**Given request**
Copy the lines word for word, beginning at the line that has "y-tick-label: 200 [60,292,82,306]" and stopping after the line that has "x-axis-title: pH [242,442,258,456]".

**Stored records**
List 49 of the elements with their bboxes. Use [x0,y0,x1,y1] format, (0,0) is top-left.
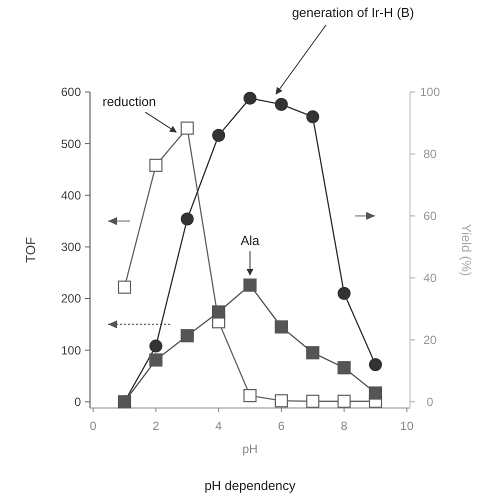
y-tick-label: 200 [60,292,82,306]
y2-tick-label: 60 [423,209,437,224]
point [306,346,320,360]
point [306,394,320,408]
y-tick-label: 500 [60,136,82,151]
text: pH dependency [204,478,296,493]
y2-axis-title: Yield (%) [459,224,474,276]
point [338,394,351,408]
point [274,98,288,111]
annotation: reduction [102,94,156,110]
x-tick-label: 2 [152,419,160,433]
y-tick-label: 300 [60,240,82,254]
y-axis-title: TOF [23,237,38,263]
y2-tick-label: 0 [426,395,434,410]
y2-tick-label: 40 [423,271,437,286]
point [274,394,288,408]
y2-tick-label: 100 [420,85,440,100]
y-tick-label: 400 [60,188,82,202]
point [180,122,194,135]
x-tick-label: 4 [215,419,222,433]
point [243,278,257,292]
point [338,361,351,374]
y2-tick-label: 80 [423,147,437,162]
x-tick-label: 0 [90,419,97,433]
point [243,389,257,402]
y2-tick-label: 20 [423,333,437,348]
point [212,128,226,142]
x-tick-label: 8 [340,419,348,433]
annotation: Ala [240,233,260,248]
point [149,158,162,172]
point [149,353,162,367]
point [338,286,351,300]
point [118,280,132,294]
point [368,358,382,372]
point [274,320,288,334]
point [368,386,382,400]
x-tick-label: 6 [278,419,286,433]
point [212,305,226,319]
y-tick-label: 600 [60,85,82,100]
point [149,340,162,353]
point [306,110,320,124]
x-axis-title: pH [242,442,258,456]
y-tick-label: 0 [74,395,82,410]
x-tick-label: 10 [400,419,414,433]
point [244,92,256,105]
point [180,212,194,226]
point [180,329,194,342]
y-tick-label: 100 [60,343,82,358]
text: generation of Ir-H (B) [292,5,414,20]
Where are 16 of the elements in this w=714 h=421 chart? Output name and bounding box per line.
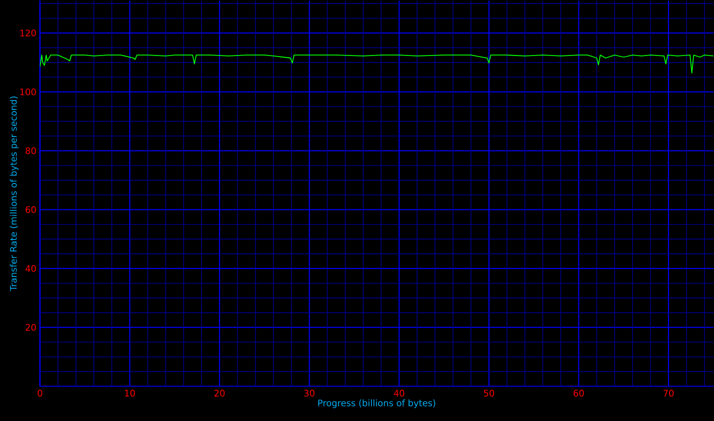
x-tick-label: 30: [304, 390, 314, 396]
y-tick-label: 40: [25, 265, 36, 272]
y-tick-label: 20: [26, 324, 36, 331]
x-tick-label: 70: [664, 390, 674, 396]
x-tick-label: 20: [214, 390, 225, 396]
y-tick-label: 100: [20, 88, 36, 96]
y-axis-title: Transfer Rate (millions of bytes per second): [10, 96, 19, 291]
x-tick-label: 40: [394, 390, 404, 396]
x-axis-title: Progress (billions of bytes): [318, 399, 436, 408]
x-tick-label: 60: [574, 390, 584, 396]
y-tick-label: 60: [26, 206, 36, 213]
x-tick-label: 50: [484, 390, 494, 396]
x-tick-label: 0: [38, 390, 42, 396]
y-tick-label: 120: [20, 29, 36, 36]
y-tick-label: 80: [26, 147, 36, 154]
x-tick-label: 10: [125, 390, 135, 396]
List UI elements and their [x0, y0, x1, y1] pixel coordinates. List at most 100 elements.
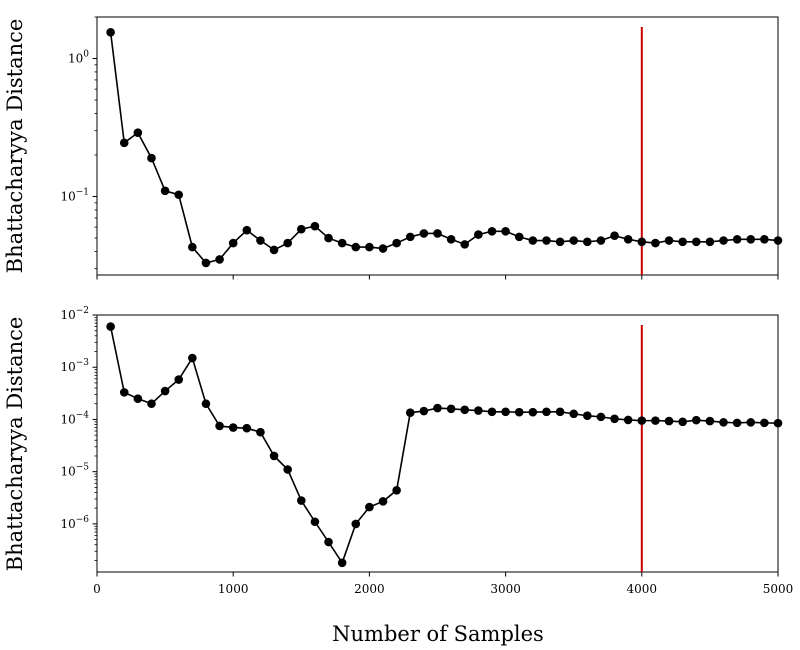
data-point — [569, 236, 578, 245]
plot-frame — [96, 314, 779, 573]
data-point — [678, 237, 687, 247]
data-point — [637, 416, 647, 425]
data-point — [501, 407, 510, 417]
data-point — [773, 236, 783, 245]
data-point — [651, 238, 660, 248]
plot-frame — [96, 16, 779, 276]
data-point — [596, 412, 606, 422]
data-point — [337, 558, 347, 568]
data-point — [664, 416, 674, 426]
data-point — [378, 497, 388, 506]
data-point — [596, 236, 606, 245]
data-point — [719, 418, 728, 427]
x-tick-label: 4000 — [627, 582, 658, 596]
data-point — [106, 322, 115, 331]
x-tick-label: 3000 — [490, 582, 521, 596]
data-point — [106, 27, 115, 37]
data-point — [433, 229, 442, 238]
data-point — [746, 234, 756, 244]
data-point — [119, 388, 129, 397]
data-point — [555, 407, 565, 417]
data-point — [773, 418, 783, 428]
data-point — [228, 423, 238, 432]
data-point — [242, 423, 252, 433]
bottom-y-axis-label: Bhattacharyya Distance — [3, 317, 27, 572]
data-point — [705, 416, 715, 426]
data-point — [542, 407, 551, 417]
data-point — [487, 407, 497, 417]
data-point — [188, 242, 197, 252]
data-point — [610, 414, 619, 424]
y-tick-label: 10−1 — [60, 188, 89, 204]
data-point — [760, 234, 769, 244]
top-panel: 100 10−1 — [60, 16, 783, 280]
data-point — [174, 190, 184, 200]
data-point — [623, 415, 633, 425]
y-tick-label: 10−6 — [60, 515, 89, 531]
data-point — [283, 465, 292, 474]
data-point — [324, 233, 333, 243]
data-point — [419, 229, 429, 238]
data-point — [228, 238, 238, 248]
data-point — [378, 244, 388, 253]
data-point — [201, 399, 211, 409]
y-tick-label: 10−5 — [60, 463, 89, 479]
data-point — [392, 238, 401, 248]
y-tick-label: 100 — [68, 50, 89, 66]
data-point — [405, 408, 415, 417]
data-point — [514, 232, 524, 242]
data-point — [555, 237, 565, 247]
data-point — [446, 404, 456, 414]
data-point — [297, 496, 306, 505]
data-point — [133, 128, 143, 138]
data-point — [637, 237, 647, 247]
data-point — [746, 418, 756, 427]
data-point — [310, 517, 320, 527]
series-line — [109, 326, 779, 565]
data-point — [691, 237, 701, 247]
data-point — [283, 238, 292, 248]
data-point — [487, 226, 497, 236]
data-point — [188, 353, 197, 363]
data-point — [419, 406, 429, 416]
data-point — [651, 416, 660, 425]
data-point — [460, 240, 470, 249]
data-point — [405, 232, 415, 242]
data-point — [433, 403, 442, 413]
data-point — [269, 451, 279, 461]
y-tick-label: 10−3 — [60, 358, 89, 374]
data-point — [583, 411, 592, 420]
x-tick-label: 5000 — [763, 582, 794, 596]
data-point — [242, 225, 252, 235]
data-point — [324, 537, 333, 547]
data-point — [664, 236, 674, 245]
data-point — [501, 226, 510, 236]
x-tick-label: 2000 — [354, 582, 385, 596]
data-point — [215, 421, 224, 431]
data-point — [474, 406, 483, 415]
data-point — [610, 231, 619, 241]
data-point — [542, 236, 551, 245]
data-point — [732, 234, 742, 244]
data-point — [528, 236, 538, 245]
bottom-panel: 10−2 10−3 10−4 10−5 10−6 0 1000 2000 3000 4000 500… — [60, 306, 793, 596]
data-point — [215, 255, 224, 264]
data-point — [160, 186, 170, 196]
data-point — [256, 236, 265, 245]
x-tick-label: 0 — [93, 582, 101, 596]
data-point — [147, 399, 156, 409]
data-point — [474, 230, 483, 239]
series-line — [109, 32, 779, 264]
data-point — [297, 224, 306, 234]
data-point — [133, 394, 143, 403]
x-tick-label: 1000 — [218, 582, 249, 596]
data-point — [365, 502, 374, 512]
data-point — [569, 409, 578, 419]
data-point — [365, 242, 374, 252]
data-point — [119, 138, 129, 148]
data-point — [583, 237, 592, 247]
data-point — [760, 418, 769, 428]
data-point — [174, 375, 184, 384]
data-point — [446, 234, 456, 244]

**Result of this task**
y-tick-label: 200 [60,292,82,306]
y2-tick-label: 60 [423,209,437,224]
point [306,346,320,360]
point [306,394,320,408]
y-tick-label: 500 [60,136,82,151]
text: pH dependency [204,478,296,493]
y2-axis-title: Yield (%) [459,224,474,276]
point [338,394,351,408]
point [274,98,288,111]
annotation: reduction [102,94,156,110]
x-tick-label: 2 [152,419,160,433]
y-tick-label: 300 [60,240,82,254]
y-axis-title: TOF [23,237,38,263]
y2-tick-label: 0 [426,395,434,410]
y2-tick-label: 40 [423,271,437,286]
point [274,394,288,408]
y2-tick-label: 100 [420,85,440,100]
y-tick-label: 400 [60,188,82,202]
point [180,122,194,135]
x-tick-label: 4 [215,419,222,433]
point [243,278,257,292]
point [338,361,351,374]
y2-tick-label: 80 [423,147,437,162]
x-tick-label: 0 [90,419,97,433]
point [243,389,257,402]
y2-tick-label: 20 [423,333,437,348]
point [212,128,226,142]
x-tick-label: 8 [340,419,348,433]
annotation: Ala [240,233,260,248]
point [149,158,162,172]
point [149,353,162,367]
point [338,286,351,300]
point [118,280,132,294]
point [368,358,382,372]
point [274,320,288,334]
point [368,386,382,400]
x-tick-label: 6 [278,419,286,433]
point [212,305,226,319]
y-tick-label: 600 [60,85,82,100]
point [149,340,162,353]
point [306,110,320,124]
x-axis-title: pH [242,442,258,456]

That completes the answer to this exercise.